Listing:
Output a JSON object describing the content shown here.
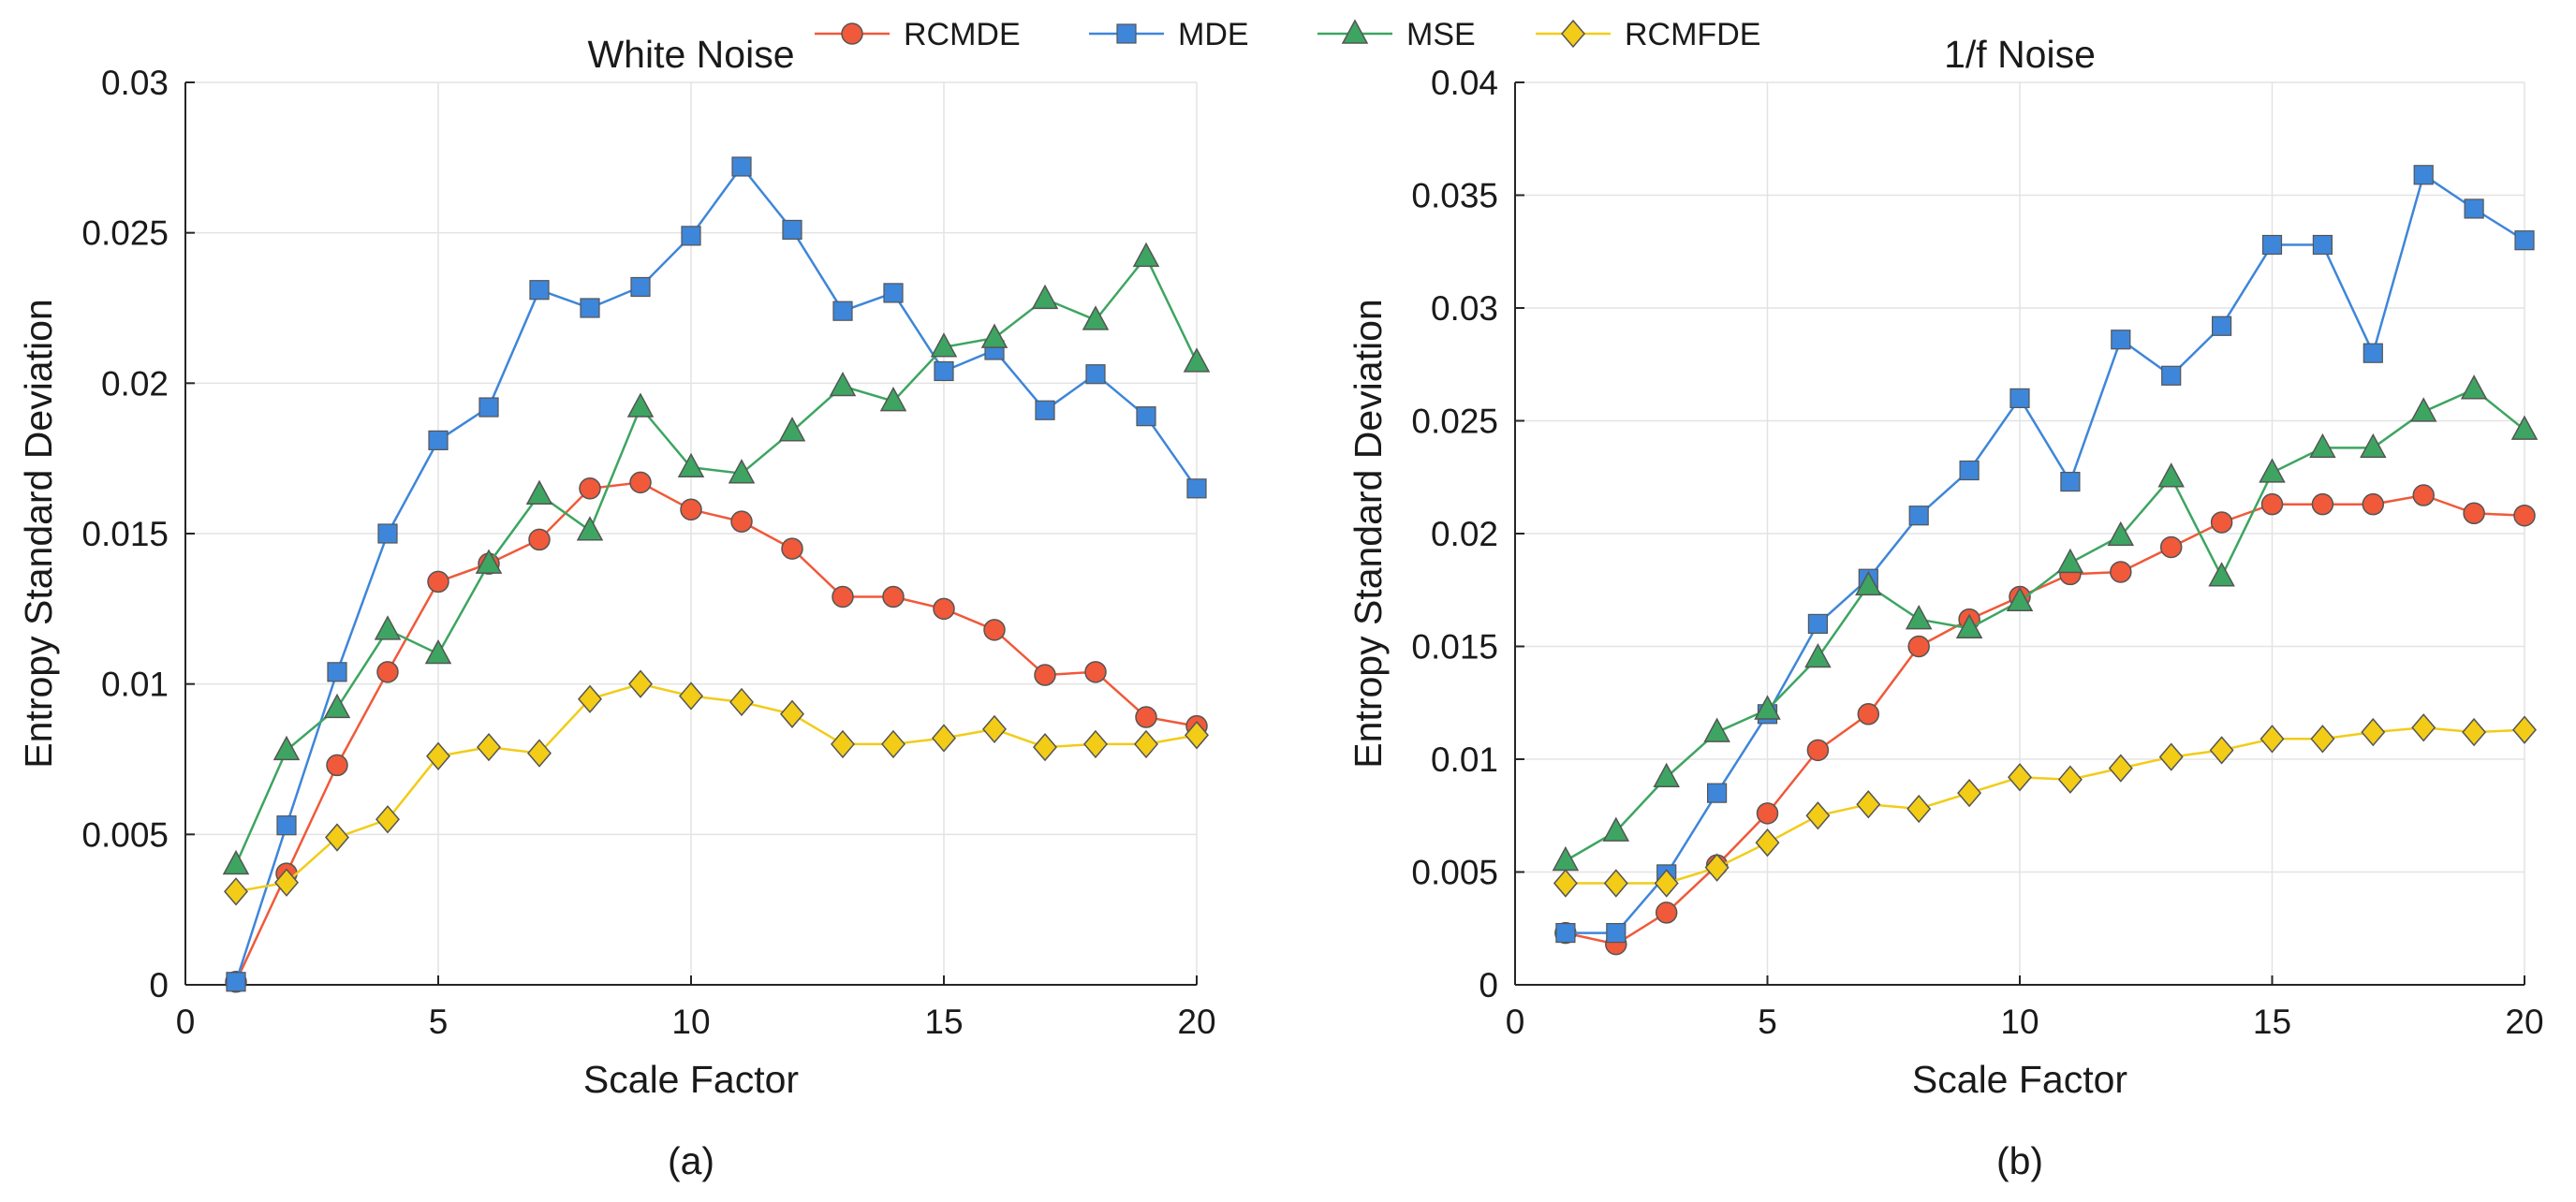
{
  "legend": {
    "entries": [
      {
        "name": "RCMDE",
        "color": "#F0593A",
        "marker": "circle"
      },
      {
        "name": "MDE",
        "color": "#3E86D9",
        "marker": "square"
      },
      {
        "name": "MSE",
        "color": "#3DA561",
        "marker": "triangle"
      },
      {
        "name": "RCMFDE",
        "color": "#F2CC17",
        "marker": "diamond"
      }
    ]
  },
  "chart_data": [
    {
      "type": "line",
      "title": "White Noise",
      "caption": "(a)",
      "xlabel": "Scale Factor",
      "ylabel": "Entropy Standard Deviation",
      "xlim": [
        0,
        20
      ],
      "ylim": [
        0,
        0.03
      ],
      "xticks": [
        0,
        5,
        10,
        15,
        20
      ],
      "xtick_labels": [
        "0",
        "5",
        "10",
        "15",
        "20"
      ],
      "yticks": [
        0,
        0.005,
        0.01,
        0.015,
        0.02,
        0.025,
        0.03
      ],
      "ytick_labels": [
        "0",
        "0.005",
        "0.01",
        "0.015",
        "0.02",
        "0.025",
        "0.03"
      ],
      "grid": true,
      "x": [
        1,
        2,
        3,
        4,
        5,
        6,
        7,
        8,
        9,
        10,
        11,
        12,
        13,
        14,
        15,
        16,
        17,
        18,
        19,
        20
      ],
      "series": [
        {
          "name": "RCMDE",
          "values": [
            0.0001,
            0.0037,
            0.0073,
            0.0104,
            0.0134,
            0.014,
            0.0148,
            0.0165,
            0.0167,
            0.0158,
            0.0154,
            0.0145,
            0.0129,
            0.0129,
            0.0125,
            0.0118,
            0.0103,
            0.0104,
            0.0089,
            0.0086
          ]
        },
        {
          "name": "MDE",
          "values": [
            0.0001,
            0.0053,
            0.0104,
            0.015,
            0.0181,
            0.0192,
            0.0231,
            0.0225,
            0.0232,
            0.0249,
            0.0272,
            0.0251,
            0.0224,
            0.023,
            0.0204,
            0.0211,
            0.0191,
            0.0203,
            0.0189,
            0.0165
          ]
        },
        {
          "name": "MSE",
          "values": [
            0.004,
            0.0078,
            0.0092,
            0.0118,
            0.011,
            0.014,
            0.0163,
            0.0151,
            0.0192,
            0.0172,
            0.017,
            0.0184,
            0.0199,
            0.0194,
            0.0212,
            0.0215,
            0.0228,
            0.0221,
            0.0242,
            0.0207
          ]
        },
        {
          "name": "RCMFDE",
          "values": [
            0.0031,
            0.0034,
            0.0049,
            0.0055,
            0.0076,
            0.0079,
            0.0077,
            0.0095,
            0.01,
            0.0096,
            0.0094,
            0.009,
            0.008,
            0.008,
            0.0082,
            0.0085,
            0.0079,
            0.008,
            0.008,
            0.0083
          ]
        }
      ]
    },
    {
      "type": "line",
      "title": "1/f Noise",
      "caption": "(b)",
      "xlabel": "Scale Factor",
      "ylabel": "Entropy Standard Deviation",
      "xlim": [
        0,
        20
      ],
      "ylim": [
        0,
        0.04
      ],
      "xticks": [
        0,
        5,
        10,
        15,
        20
      ],
      "xtick_labels": [
        "0",
        "5",
        "10",
        "15",
        "20"
      ],
      "yticks": [
        0,
        0.005,
        0.01,
        0.015,
        0.02,
        0.025,
        0.03,
        0.035,
        0.04
      ],
      "ytick_labels": [
        "0",
        "0.005",
        "0.01",
        "0.015",
        "0.02",
        "0.025",
        "0.03",
        "0.035",
        "0.04"
      ],
      "grid": true,
      "x": [
        1,
        2,
        3,
        4,
        5,
        6,
        7,
        8,
        9,
        10,
        11,
        12,
        13,
        14,
        15,
        16,
        17,
        18,
        19,
        20
      ],
      "series": [
        {
          "name": "RCMDE",
          "values": [
            0.0023,
            0.0018,
            0.0032,
            0.0053,
            0.0076,
            0.0104,
            0.012,
            0.015,
            0.0162,
            0.0172,
            0.0182,
            0.0183,
            0.0194,
            0.0205,
            0.0213,
            0.0213,
            0.0213,
            0.0217,
            0.0209,
            0.0208
          ]
        },
        {
          "name": "MDE",
          "values": [
            0.0023,
            0.0023,
            0.0049,
            0.0085,
            0.012,
            0.016,
            0.018,
            0.0208,
            0.0228,
            0.026,
            0.0223,
            0.0286,
            0.027,
            0.0292,
            0.0328,
            0.0328,
            0.028,
            0.0359,
            0.0344,
            0.033
          ]
        },
        {
          "name": "MSE",
          "values": [
            0.0055,
            0.0068,
            0.0092,
            0.0112,
            0.0122,
            0.0145,
            0.0177,
            0.0162,
            0.0158,
            0.017,
            0.0187,
            0.0199,
            0.0225,
            0.0181,
            0.0227,
            0.0238,
            0.0238,
            0.0254,
            0.0264,
            0.0246
          ]
        },
        {
          "name": "RCMFDE",
          "values": [
            0.0045,
            0.0045,
            0.0045,
            0.0052,
            0.0063,
            0.0075,
            0.008,
            0.0078,
            0.0085,
            0.0092,
            0.0091,
            0.0096,
            0.0101,
            0.0104,
            0.0109,
            0.0109,
            0.0112,
            0.0114,
            0.0112,
            0.0113
          ]
        }
      ]
    }
  ]
}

Task goal:
Set down all the data again exactly as above, pictures excluded.

Result of the exercise:
Output a JSON object describing the content shown here.
{
  "legend": {
    "entries": [
      {
        "name": "RCMDE",
        "color": "#F0593A",
        "marker": "circle"
      },
      {
        "name": "MDE",
        "color": "#3E86D9",
        "marker": "square"
      },
      {
        "name": "MSE",
        "color": "#3DA561",
        "marker": "triangle"
      },
      {
        "name": "RCMFDE",
        "color": "#F2CC17",
        "marker": "diamond"
      }
    ]
  },
  "chart_data": [
    {
      "type": "line",
      "title": "White Noise",
      "caption": "(a)",
      "xlabel": "Scale Factor",
      "ylabel": "Entropy Standard Deviation",
      "xlim": [
        0,
        20
      ],
      "ylim": [
        0,
        0.03
      ],
      "xticks": [
        0,
        5,
        10,
        15,
        20
      ],
      "xtick_labels": [
        "0",
        "5",
        "10",
        "15",
        "20"
      ],
      "yticks": [
        0,
        0.005,
        0.01,
        0.015,
        0.02,
        0.025,
        0.03
      ],
      "ytick_labels": [
        "0",
        "0.005",
        "0.01",
        "0.015",
        "0.02",
        "0.025",
        "0.03"
      ],
      "grid": true,
      "x": [
        1,
        2,
        3,
        4,
        5,
        6,
        7,
        8,
        9,
        10,
        11,
        12,
        13,
        14,
        15,
        16,
        17,
        18,
        19,
        20
      ],
      "series": [
        {
          "name": "RCMDE",
          "values": [
            0.0001,
            0.0037,
            0.0073,
            0.0104,
            0.0134,
            0.014,
            0.0148,
            0.0165,
            0.0167,
            0.0158,
            0.0154,
            0.0145,
            0.0129,
            0.0129,
            0.0125,
            0.0118,
            0.0103,
            0.0104,
            0.0089,
            0.0086
          ]
        },
        {
          "name": "MDE",
          "values": [
            0.0001,
            0.0053,
            0.0104,
            0.015,
            0.0181,
            0.0192,
            0.0231,
            0.0225,
            0.0232,
            0.0249,
            0.0272,
            0.0251,
            0.0224,
            0.023,
            0.0204,
            0.0211,
            0.0191,
            0.0203,
            0.0189,
            0.0165
          ]
        },
        {
          "name": "MSE",
          "values": [
            0.004,
            0.0078,
            0.0092,
            0.0118,
            0.011,
            0.014,
            0.0163,
            0.0151,
            0.0192,
            0.0172,
            0.017,
            0.0184,
            0.0199,
            0.0194,
            0.0212,
            0.0215,
            0.0228,
            0.0221,
            0.0242,
            0.0207
          ]
        },
        {
          "name": "RCMFDE",
          "values": [
            0.0031,
            0.0034,
            0.0049,
            0.0055,
            0.0076,
            0.0079,
            0.0077,
            0.0095,
            0.01,
            0.0096,
            0.0094,
            0.009,
            0.008,
            0.008,
            0.0082,
            0.0085,
            0.0079,
            0.008,
            0.008,
            0.0083
          ]
        }
      ]
    },
    {
      "type": "line",
      "title": "1/f Noise",
      "caption": "(b)",
      "xlabel": "Scale Factor",
      "ylabel": "Entropy Standard Deviation",
      "xlim": [
        0,
        20
      ],
      "ylim": [
        0,
        0.04
      ],
      "xticks": [
        0,
        5,
        10,
        15,
        20
      ],
      "xtick_labels": [
        "0",
        "5",
        "10",
        "15",
        "20"
      ],
      "yticks": [
        0,
        0.005,
        0.01,
        0.015,
        0.02,
        0.025,
        0.03,
        0.035,
        0.04
      ],
      "ytick_labels": [
        "0",
        "0.005",
        "0.01",
        "0.015",
        "0.02",
        "0.025",
        "0.03",
        "0.035",
        "0.04"
      ],
      "grid": true,
      "x": [
        1,
        2,
        3,
        4,
        5,
        6,
        7,
        8,
        9,
        10,
        11,
        12,
        13,
        14,
        15,
        16,
        17,
        18,
        19,
        20
      ],
      "series": [
        {
          "name": "RCMDE",
          "values": [
            0.0023,
            0.0018,
            0.0032,
            0.0053,
            0.0076,
            0.0104,
            0.012,
            0.015,
            0.0162,
            0.0172,
            0.0182,
            0.0183,
            0.0194,
            0.0205,
            0.0213,
            0.0213,
            0.0213,
            0.0217,
            0.0209,
            0.0208
          ]
        },
        {
          "name": "MDE",
          "values": [
            0.0023,
            0.0023,
            0.0049,
            0.0085,
            0.012,
            0.016,
            0.018,
            0.0208,
            0.0228,
            0.026,
            0.0223,
            0.0286,
            0.027,
            0.0292,
            0.0328,
            0.0328,
            0.028,
            0.0359,
            0.0344,
            0.033
          ]
        },
        {
          "name": "MSE",
          "values": [
            0.0055,
            0.0068,
            0.0092,
            0.0112,
            0.0122,
            0.0145,
            0.0177,
            0.0162,
            0.0158,
            0.017,
            0.0187,
            0.0199,
            0.0225,
            0.0181,
            0.0227,
            0.0238,
            0.0238,
            0.0254,
            0.0264,
            0.0246
          ]
        },
        {
          "name": "RCMFDE",
          "values": [
            0.0045,
            0.0045,
            0.0045,
            0.0052,
            0.0063,
            0.0075,
            0.008,
            0.0078,
            0.0085,
            0.0092,
            0.0091,
            0.0096,
            0.0101,
            0.0104,
            0.0109,
            0.0109,
            0.0112,
            0.0114,
            0.0112,
            0.0113
          ]
        }
      ]
    }
  ]
}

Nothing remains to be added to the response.